## TASK OBJECTIVE
Retype all the entries word for word, but omit the pictures.

## INPUT MATERIAL

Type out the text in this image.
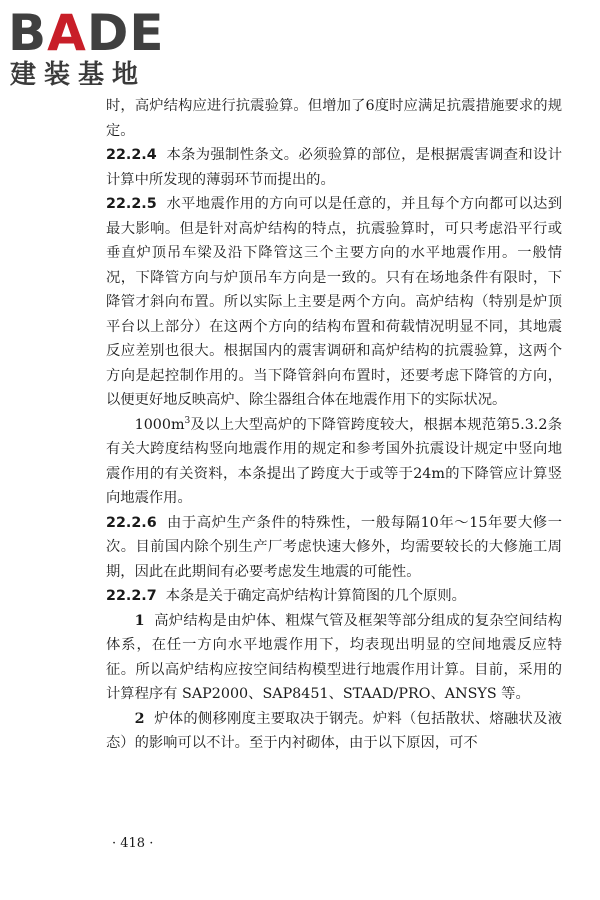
BADE
建装基地

时，高炉结构应进行抗震验算。但增加了6度时应满足抗震措施要求的规定。

22.2.4 本条为强制性条文。必须验算的部位，是根据震害调查和设计计算中所发现的薄弱环节而提出的。

22.2.5 水平地震作用的方向可以是任意的，并且每个方向都可以达到最大影响。但是针对高炉结构的特点，抗震验算时，可只考虑沿平行或垂直炉顶吊车梁及沿下降管这三个主要方向的水平地震作用。一般情况，下降管方向与炉顶吊车方向是一致的。只有在场地条件有限时，下降管才斜向布置。所以实际上主要是两个方向。高炉结构（特别是炉顶平台以上部分）在这两个方向的结构布置和荷载情况明显不同，其地震反应差别也很大。根据国内的震害调研和高炉结构的抗震验算，这两个方向是起控制作用的。当下降管斜向布置时，还要考虑下降管的方向，以便更好地反映高炉、除尘器组合体在地震作用下的实际状况。

$1000m^3$及以上大型高炉的下降管跨度较大，根据本规范第5.3.2条有关大跨度结构竖向地震作用的规定和参考国外抗震设计规定中竖向地震作用的有关资料，本条提出了跨度大于或等于24m的下降管应计算竖向地震作用。

22.2.6 由于高炉生产条件的特殊性，一般每隔10年～15年要大修一次。目前国内除个别生产厂考虑快速大修外，均需要较长的大修施工周期，因此在此期间有必要考虑发生地震的可能性。

22.2.7 本条是关于确定高炉结构计算简图的几个原则。

1 高炉结构是由炉体、粗煤气管及框架等部分组成的复杂空间结构体系，在任一方向水平地震作用下，均表现出明显的空间地震反应特征。所以高炉结构应按空间结构模型进行地震作用计算。目前，采用的计算程序有 SAP2000、SAP8451、STAAD/PRO、ANSYS 等。

2 炉体的侧移刚度主要取决于钢壳。炉料（包括散状、熔融状及液态）的影响可以不计。至于内衬砌体，由于以下原因，可不

· 418 ·
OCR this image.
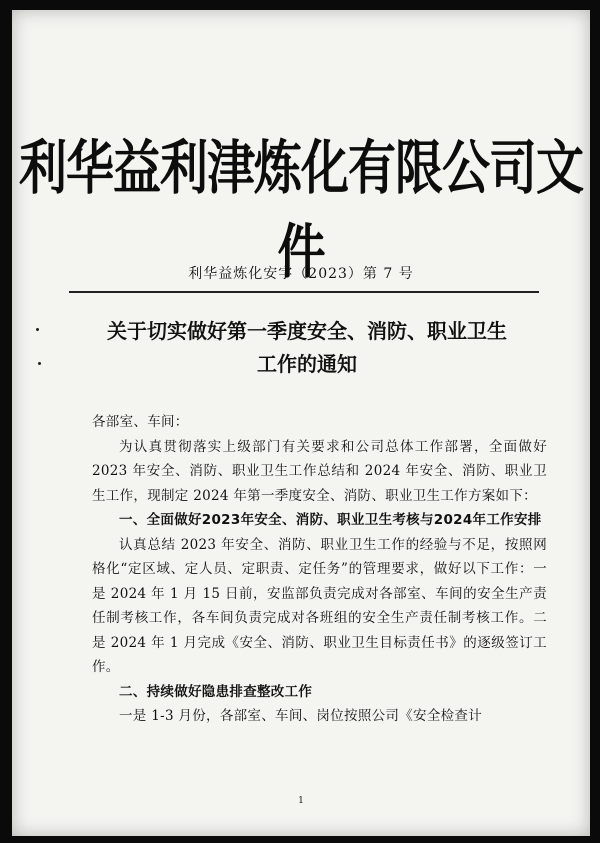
利华益利津炼化有限公司文件
利华益炼化安字（2023）第 7 号
关于切实做好第一季度安全、消防、职业卫生
工作的通知

各部室、车间：

为认真贯彻落实上级部门有关要求和公司总体工作部署，全面做好 2023 年安全、消防、职业卫生工作总结和 2024 年安全、消防、职业卫生工作，现制定 2024 年第一季度安全、消防、职业卫生工作方案如下：

一、全面做好2023年安全、消防、职业卫生考核与2024年工作安排

认真总结 2023 年安全、消防、职业卫生工作的经验与不足，按照网格化“定区域、定人员、定职责、定任务”的管理要求，做好以下工作：一是 2024 年 1 月 15 日前，安监部负责完成对各部室、车间的安全生产责任制考核工作，各车间负责完成对各班组的安全生产责任制考核工作。二是 2024 年 1 月完成《安全、消防、职业卫生目标责任书》的逐级签订工作。

二、持续做好隐患排查整改工作

一是 1-3 月份，各部室、车间、岗位按照公司《安全检查计

1
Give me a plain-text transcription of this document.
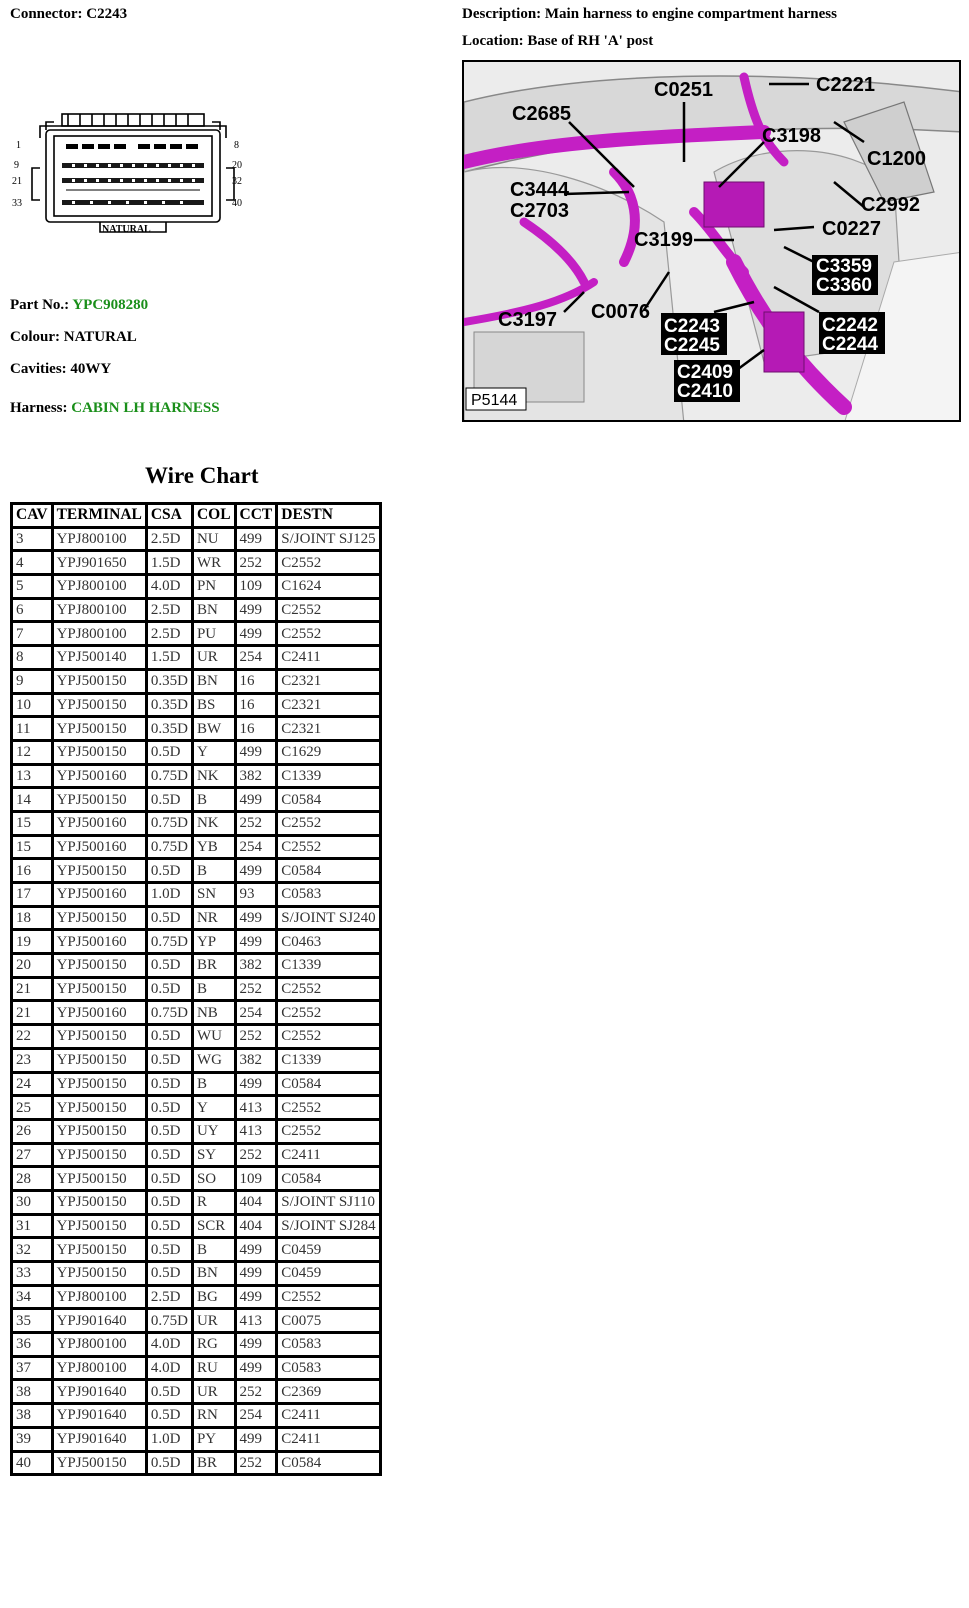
Connector: C2243	Description: Main harness to engine compartment harness
Location: Base of RH 'A' post
1	8
9	20
21	32
33	40
NATURAL
C2221
C0251
C2685
C3198
C1200
C3444
C2703	C2992
C0227
C3199
C3359
C3360
C3197 C0076
C2243
C2245
C2242
C2244
C2409
C2410
P5144
Part No.: YPC908280
Colour: NATURAL
Cavities: 40WY
Harness: CABIN LH HARNESS
Wire Chart
CAV	TERMINAL	CSA	COL	CCT	DESTN
3	YPJ800100	2.5D	NU	499	S/JOINT SJ125
4	YPJ901650	1.5D	WR	252	C2552
5	YPJ800100	4.0D	PN	109	C1624
6	YPJ800100	2.5D	BN	499	C2552
7	YPJ800100	2.5D	PU	499	C2552
8	YPJ500140	1.5D	UR	254	C2411
9	YPJ500150	0.35D	BN	16	C2321
10	YPJ500150	0.35D	BS	16	C2321
11	YPJ500150	0.35D	BW	16	C2321
12	YPJ500150	0.5D	Y	499	C1629
13	YPJ500160	0.75D	NK	382	C1339
14	YPJ500150	0.5D	B	499	C0584
15	YPJ500160	0.75D	NK	252	C2552
15	YPJ500160	0.75D	YB	254	C2552
16	YPJ500150	0.5D	B	499	C0584
17	YPJ500160	1.0D	SN	93	C0583
18	YPJ500150	0.5D	NR	499	S/JOINT SJ240
19	YPJ500160	0.75D	YP	499	C0463
20	YPJ500150	0.5D	BR	382	C1339
21	YPJ500150	0.5D	B	252	C2552
21	YPJ500160	0.75D	NB	254	C2552
22	YPJ500150	0.5D	WU	252	C2552
23	YPJ500150	0.5D	WG	382	C1339
24	YPJ500150	0.5D	B	499	C0584
25	YPJ500150	0.5D	Y	413	C2552
26	YPJ500150	0.5D	UY	413	C2552
27	YPJ500150	0.5D	SY	252	C2411
28	YPJ500150	0.5D	SO	109	C0584
30	YPJ500150	0.5D	R	404	S/JOINT SJ110
31	YPJ500150	0.5D	SCR	404	S/JOINT SJ284
32	YPJ500150	0.5D	B	499	C0459
33	YPJ500150	0.5D	BN	499	C0459
34	YPJ800100	2.5D	BG	499	C2552
35	YPJ901640	0.75D	UR	413	C0075
36	YPJ800100	4.0D	RG	499	C0583
37	YPJ800100	4.0D	RU	499	C0583
38	YPJ901640	0.5D	UR	252	C2369
38	YPJ901640	0.5D	RN	254	C2411
39	YPJ901640	1.0D	PY	499	C2411
40	YPJ500150	0.5D	BR	252	C0584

## EXERCISE SOLUTION
Type out the text in this image.
BADE
建装基地

时，高炉结构应进行抗震验算。但增加了6度时应满足抗震措施要求的规定。

22.2.4 本条为强制性条文。必须验算的部位，是根据震害调查和设计计算中所发现的薄弱环节而提出的。

22.2.5 水平地震作用的方向可以是任意的，并且每个方向都可以达到最大影响。但是针对高炉结构的特点，抗震验算时，可只考虑沿平行或垂直炉顶吊车梁及沿下降管这三个主要方向的水平地震作用。一般情况，下降管方向与炉顶吊车方向是一致的。只有在场地条件有限时，下降管才斜向布置。所以实际上主要是两个方向。高炉结构（特别是炉顶平台以上部分）在这两个方向的结构布置和荷载情况明显不同，其地震反应差别也很大。根据国内的震害调研和高炉结构的抗震验算，这两个方向是起控制作用的。当下降管斜向布置时，还要考虑下降管的方向，以便更好地反映高炉、除尘器组合体在地震作用下的实际状况。

$1000m^3$及以上大型高炉的下降管跨度较大，根据本规范第5.3.2条有关大跨度结构竖向地震作用的规定和参考国外抗震设计规定中竖向地震作用的有关资料，本条提出了跨度大于或等于24m的下降管应计算竖向地震作用。

22.2.6 由于高炉生产条件的特殊性，一般每隔10年～15年要大修一次。目前国内除个别生产厂考虑快速大修外，均需要较长的大修施工周期，因此在此期间有必要考虑发生地震的可能性。

22.2.7 本条是关于确定高炉结构计算简图的几个原则。

1 高炉结构是由炉体、粗煤气管及框架等部分组成的复杂空间结构体系，在任一方向水平地震作用下，均表现出明显的空间地震反应特征。所以高炉结构应按空间结构模型进行地震作用计算。目前，采用的计算程序有 SAP2000、SAP8451、STAAD/PRO、ANSYS 等。

2 炉体的侧移刚度主要取决于钢壳。炉料（包括散状、熔融状及液态）的影响可以不计。至于内衬砌体，由于以下原因，可不

· 418 ·
OCR this image.
利华益利津炼化有限公司文件
利华益炼化安字（2023）第 7 号
关于切实做好第一季度安全、消防、职业卫生
工作的通知

各部室、车间：

为认真贯彻落实上级部门有关要求和公司总体工作部署，全面做好 2023 年安全、消防、职业卫生工作总结和 2024 年安全、消防、职业卫生工作，现制定 2024 年第一季度安全、消防、职业卫生工作方案如下：

一、全面做好2023年安全、消防、职业卫生考核与2024年工作安排

认真总结 2023 年安全、消防、职业卫生工作的经验与不足，按照网格化“定区域、定人员、定职责、定任务”的管理要求，做好以下工作：一是 2024 年 1 月 15 日前，安监部负责完成对各部室、车间的安全生产责任制考核工作，各车间负责完成对各班组的安全生产责任制考核工作。二是 2024 年 1 月完成《安全、消防、职业卫生目标责任书》的逐级签订工作。

二、持续做好隐患排查整改工作

一是 1-3 月份，各部室、车间、岗位按照公司《安全检查计

1
Give me a plain-text transcription of this document.
Connector: C2243	Description: Main harness to engine compartment harness
Location: Base of RH 'A' post
1	8
9	20
21	32
33	40
NATURAL
C2221
C0251
C2685
C3198
C1200
C3444
C2703	C2992
C0227
C3199
C3359
C3360
C3197 C0076
C2243
C2245
C2242
C2244
C2409
C2410
P5144
Part No.: YPC908280
Colour: NATURAL
Cavities: 40WY
Harness: CABIN LH HARNESS
Wire Chart
CAV	TERMINAL	CSA	COL	CCT	DESTN
3	YPJ800100	2.5D	NU	499	S/JOINT SJ125
4	YPJ901650	1.5D	WR	252	C2552
5	YPJ800100	4.0D	PN	109	C1624
6	YPJ800100	2.5D	BN	499	C2552
7	YPJ800100	2.5D	PU	499	C2552
8	YPJ500140	1.5D	UR	254	C2411
9	YPJ500150	0.35D	BN	16	C2321
10	YPJ500150	0.35D	BS	16	C2321
11	YPJ500150	0.35D	BW	16	C2321
12	YPJ500150	0.5D	Y	499	C1629
13	YPJ500160	0.75D	NK	382	C1339
14	YPJ500150	0.5D	B	499	C0584
15	YPJ500160	0.75D	NK	252	C2552
15	YPJ500160	0.75D	YB	254	C2552
16	YPJ500150	0.5D	B	499	C0584
17	YPJ500160	1.0D	SN	93	C0583
18	YPJ500150	0.5D	NR	499	S/JOINT SJ240
19	YPJ500160	0.75D	YP	499	C0463
20	YPJ500150	0.5D	BR	382	C1339
21	YPJ500150	0.5D	B	252	C2552
21	YPJ500160	0.75D	NB	254	C2552
22	YPJ500150	0.5D	WU	252	C2552
23	YPJ500150	0.5D	WG	382	C1339
24	YPJ500150	0.5D	B	499	C0584
25	YPJ500150	0.5D	Y	413	C2552
26	YPJ500150	0.5D	UY	413	C2552
27	YPJ500150	0.5D	SY	252	C2411
28	YPJ500150	0.5D	SO	109	C0584
30	YPJ500150	0.5D	R	404	S/JOINT SJ110
31	YPJ500150	0.5D	SCR	404	S/JOINT SJ284
32	YPJ500150	0.5D	B	499	C0459
33	YPJ500150	0.5D	BN	499	C0459
34	YPJ800100	2.5D	BG	499	C2552
35	YPJ901640	0.75D	UR	413	C0075
36	YPJ800100	4.0D	RG	499	C0583
37	YPJ800100	4.0D	RU	499	C0583
38	YPJ901640	0.5D	UR	252	C2369
38	YPJ901640	0.5D	RN	254	C2411
39	YPJ901640	1.0D	PY	499	C2411
40	YPJ500150	0.5D	BR	252	C0584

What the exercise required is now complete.